▶ Goal of the exercise
A verbatim copy of the records is required, with all pictures left out.

[Figure collection entries]
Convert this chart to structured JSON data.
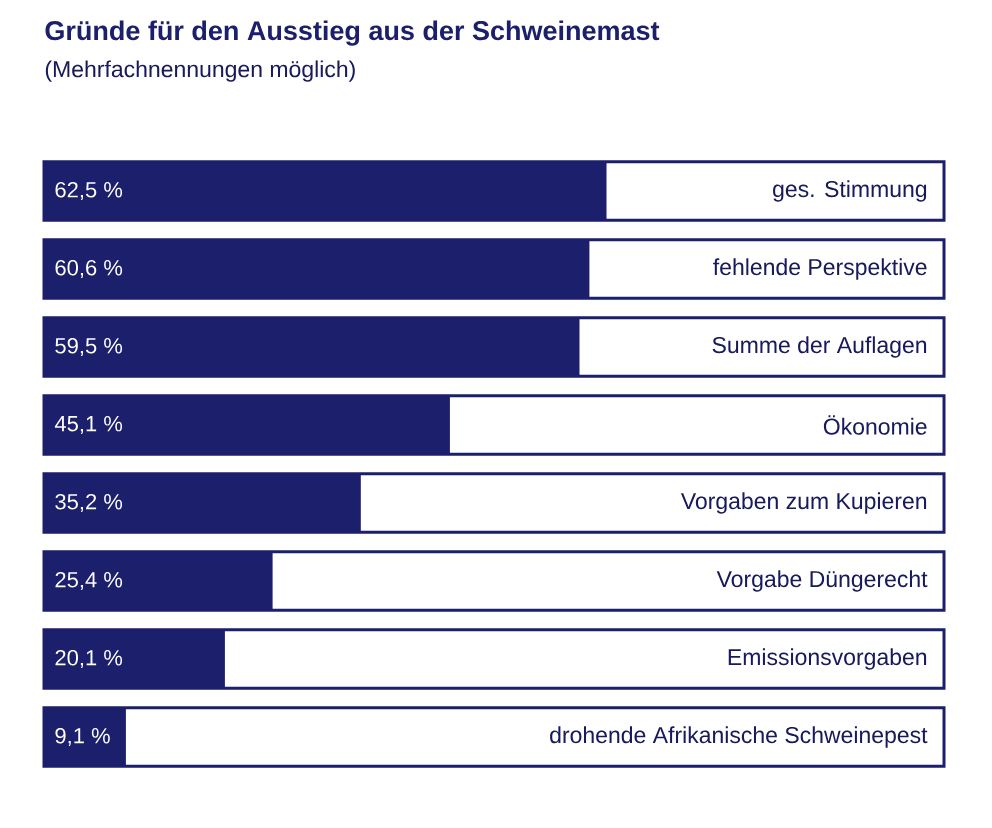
{
  "chart_data": {
    "type": "bar",
    "orientation": "horizontal",
    "title": "Gründe für den Ausstieg aus der Schweinemast",
    "subtitle": "(Mehrfachnennungen möglich)",
    "categories": [
      "ges. Stimmung",
      "fehlende Perspektive",
      "Summe der Auflagen",
      "Ökonomie",
      "Vorgaben zum Kupieren",
      "Vorgabe Düngerecht",
      "Emissionsvorgaben",
      "drohende Afrikanische Schweinepest"
    ],
    "values": [
      62.5,
      60.6,
      59.5,
      45.1,
      35.2,
      25.4,
      20.1,
      9.1
    ],
    "value_labels": [
      "62,5 %",
      "60,6 %",
      "59,5 %",
      "45,1 %",
      "35,2 %",
      "25,4 %",
      "20,1 %",
      "9,1 %"
    ],
    "color": "#1c1f6b",
    "xlim": [
      0,
      100
    ]
  }
}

▶ Response to the task
Convert this chart to structured JSON data.
{
  "chart_data": {
    "type": "bar",
    "orientation": "horizontal",
    "title": "Gründe für den Ausstieg aus der Schweinemast",
    "subtitle": "(Mehrfachnennungen möglich)",
    "categories": [
      "ges. Stimmung",
      "fehlende Perspektive",
      "Summe der Auflagen",
      "Ökonomie",
      "Vorgaben zum Kupieren",
      "Vorgabe Düngerecht",
      "Emissionsvorgaben",
      "drohende Afrikanische Schweinepest"
    ],
    "values": [
      62.5,
      60.6,
      59.5,
      45.1,
      35.2,
      25.4,
      20.1,
      9.1
    ],
    "value_labels": [
      "62,5 %",
      "60,6 %",
      "59,5 %",
      "45,1 %",
      "35,2 %",
      "25,4 %",
      "20,1 %",
      "9,1 %"
    ],
    "color": "#1c1f6b",
    "xlim": [
      0,
      100
    ]
  }
}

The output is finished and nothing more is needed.